PROBLEM DESCRIPTION:
Once the pictures are set aside, transcribe the remaining data exactly.

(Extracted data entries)
────
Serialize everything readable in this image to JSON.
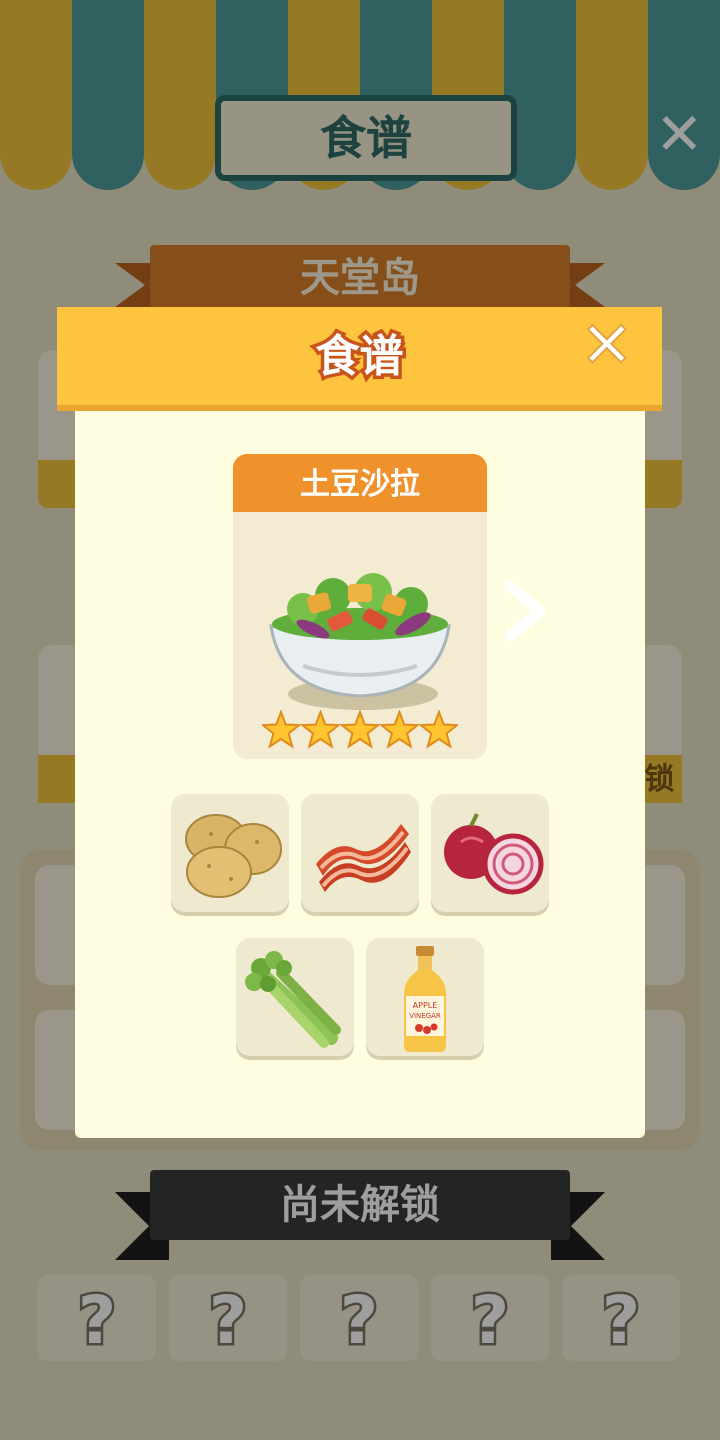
{
  "background": {
    "title": "食谱",
    "close_icon": "close-icon",
    "island_ribbon": "天堂岛",
    "locked_ribbon": "尚未解锁",
    "locked_slots": [
      "?",
      "?",
      "?",
      "?",
      "?"
    ],
    "partial_label": "锁"
  },
  "modal": {
    "title": "食谱",
    "close_icon": "close-icon",
    "recipe": {
      "name": "土豆沙拉",
      "stars": 5,
      "image_icon": "salad-bowl-icon"
    },
    "next_icon": "chevron-right-icon",
    "ingredients": [
      {
        "name": "potato",
        "icon": "potato-icon"
      },
      {
        "name": "bacon",
        "icon": "bacon-icon"
      },
      {
        "name": "red-onion",
        "icon": "red-onion-icon"
      },
      {
        "name": "celery",
        "icon": "celery-icon"
      },
      {
        "name": "apple-vinegar",
        "icon": "vinegar-bottle-icon",
        "label_line1": "APPLE",
        "label_line2": "VINEGAR"
      }
    ]
  },
  "colors": {
    "header_yellow": "#ffc43d",
    "title_stroke": "#c8541b",
    "recipe_orange": "#f0922c",
    "modal_bg": "#fffde0",
    "star": "#ffc531"
  }
}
────
CORRECT RESPONSE:
Serialize everything readable in this image to JSON.
{
  "background": {
    "title": "食谱",
    "close_icon": "close-icon",
    "island_ribbon": "天堂岛",
    "locked_ribbon": "尚未解锁",
    "locked_slots": [
      "?",
      "?",
      "?",
      "?",
      "?"
    ],
    "partial_label": "锁"
  },
  "modal": {
    "title": "食谱",
    "close_icon": "close-icon",
    "recipe": {
      "name": "土豆沙拉",
      "stars": 5,
      "image_icon": "salad-bowl-icon"
    },
    "next_icon": "chevron-right-icon",
    "ingredients": [
      {
        "name": "potato",
        "icon": "potato-icon"
      },
      {
        "name": "bacon",
        "icon": "bacon-icon"
      },
      {
        "name": "red-onion",
        "icon": "red-onion-icon"
      },
      {
        "name": "celery",
        "icon": "celery-icon"
      },
      {
        "name": "apple-vinegar",
        "icon": "vinegar-bottle-icon",
        "label_line1": "APPLE",
        "label_line2": "VINEGAR"
      }
    ]
  },
  "colors": {
    "header_yellow": "#ffc43d",
    "title_stroke": "#c8541b",
    "recipe_orange": "#f0922c",
    "modal_bg": "#fffde0",
    "star": "#ffc531"
  }
}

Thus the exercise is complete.